Image layout annotations

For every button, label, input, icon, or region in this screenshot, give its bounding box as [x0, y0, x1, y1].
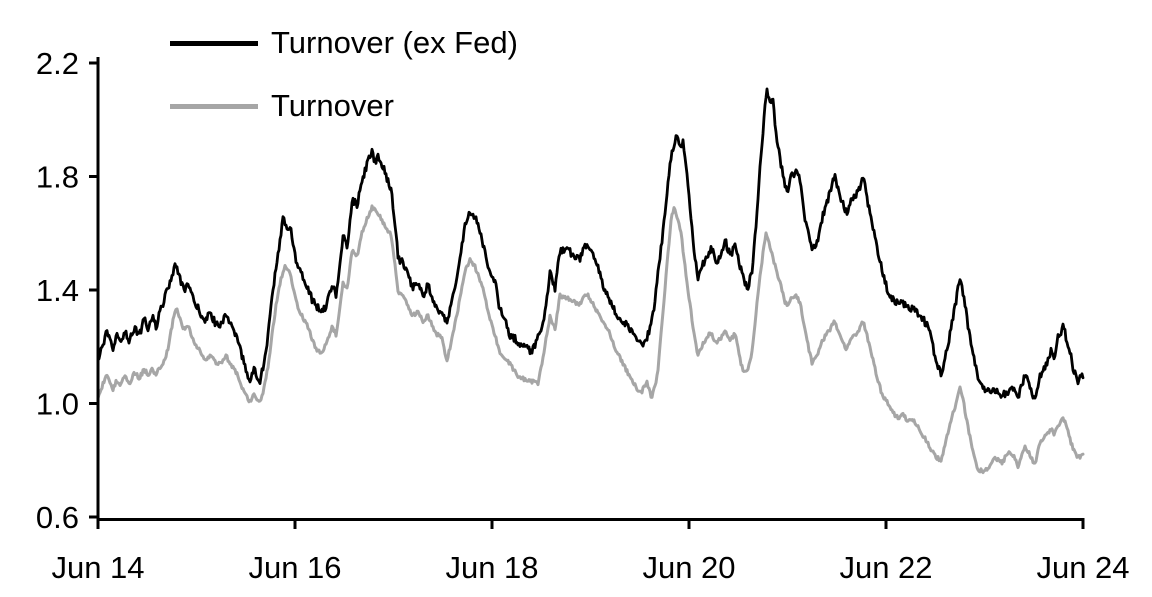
legend-label-turnover-ex-fed: Turnover (ex Fed) [271, 25, 518, 60]
x-tick-label: Jun 16 [248, 550, 341, 585]
x-tick-label: Jun 24 [1036, 550, 1129, 585]
y-tick-label: 2.2 [36, 46, 79, 81]
legend-line-gray-icon [170, 103, 258, 109]
legend-label-turnover: Turnover [271, 88, 394, 123]
y-tick-label: 1.4 [36, 273, 79, 308]
legend-item-turnover: Turnover [170, 89, 518, 123]
x-tick-label: Jun 14 [51, 550, 144, 585]
y-tick-label: 0.6 [36, 500, 79, 535]
series-line-turnover [96, 204, 1085, 475]
x-tick-label: Jun 22 [839, 550, 932, 585]
series-line-turnover-ex-fed- [96, 87, 1085, 400]
x-tick-label: Jun 18 [445, 550, 538, 585]
legend-item-turnover-ex-fed: Turnover (ex Fed) [170, 26, 518, 60]
y-tick-label: 1.8 [36, 160, 79, 195]
y-tick-label: 1.0 [36, 387, 79, 422]
chart-legend: Turnover (ex Fed) Turnover [170, 26, 518, 152]
x-tick-label: Jun 20 [642, 550, 735, 585]
legend-line-black-icon [170, 40, 258, 46]
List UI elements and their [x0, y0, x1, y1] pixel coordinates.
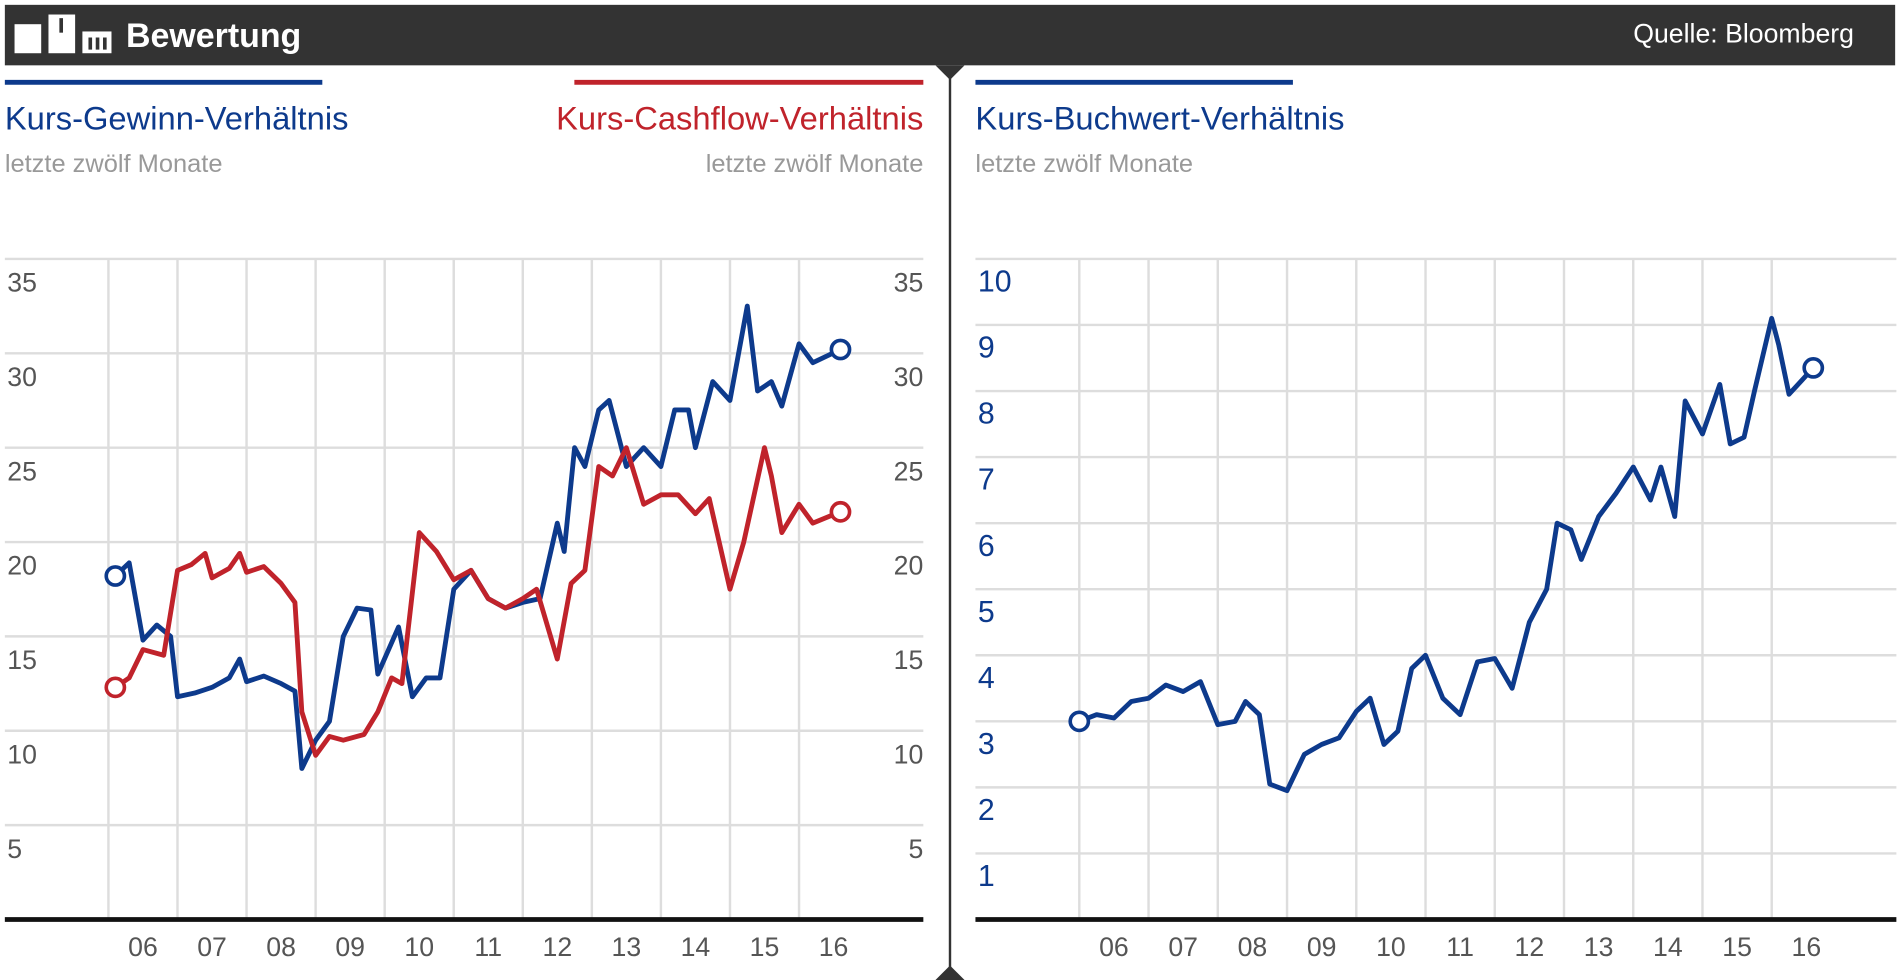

▸ **Given instruction**: Recast the lines, starting at the first one and ending at the line that contains "x-tick-label: Jun 22 [839, 550, 932, 585]", as a Markdown table with the columns Row and Line, skipping any blank lines. Leave the pictures out of the table.

▸ **Answer to the task**:
| Row | Line |
|---|---|
| 1 | For every button, label, input, icon, or region in this screenshot, give its bounding box as [x0, y0, x1, y1]. |
| 2 | legend-label-turnover-ex-fed: Turnover (ex Fed) [271, 25, 518, 60] |
| 3 | x-tick-label: Jun 16 [248, 550, 341, 585] |
| 4 | x-tick-label: Jun 24 [1036, 550, 1129, 585] |
| 5 | y-tick-label: 2.2 [36, 46, 79, 81] |
| 6 | legend-line-gray-icon [170, 103, 258, 109] |
| 7 | legend-label-turnover: Turnover [271, 88, 394, 123] |
| 8 | y-tick-label: 1.4 [36, 273, 79, 308] |
| 9 | legend-item-turnover: Turnover [170, 89, 518, 123] |
| 10 | x-tick-label: Jun 14 [51, 550, 144, 585] |
| 11 | y-tick-label: 0.6 [36, 500, 79, 535] |
| 12 | series-line-turnover [96, 204, 1085, 475] |
| 13 | x-tick-label: Jun 22 [839, 550, 932, 585] |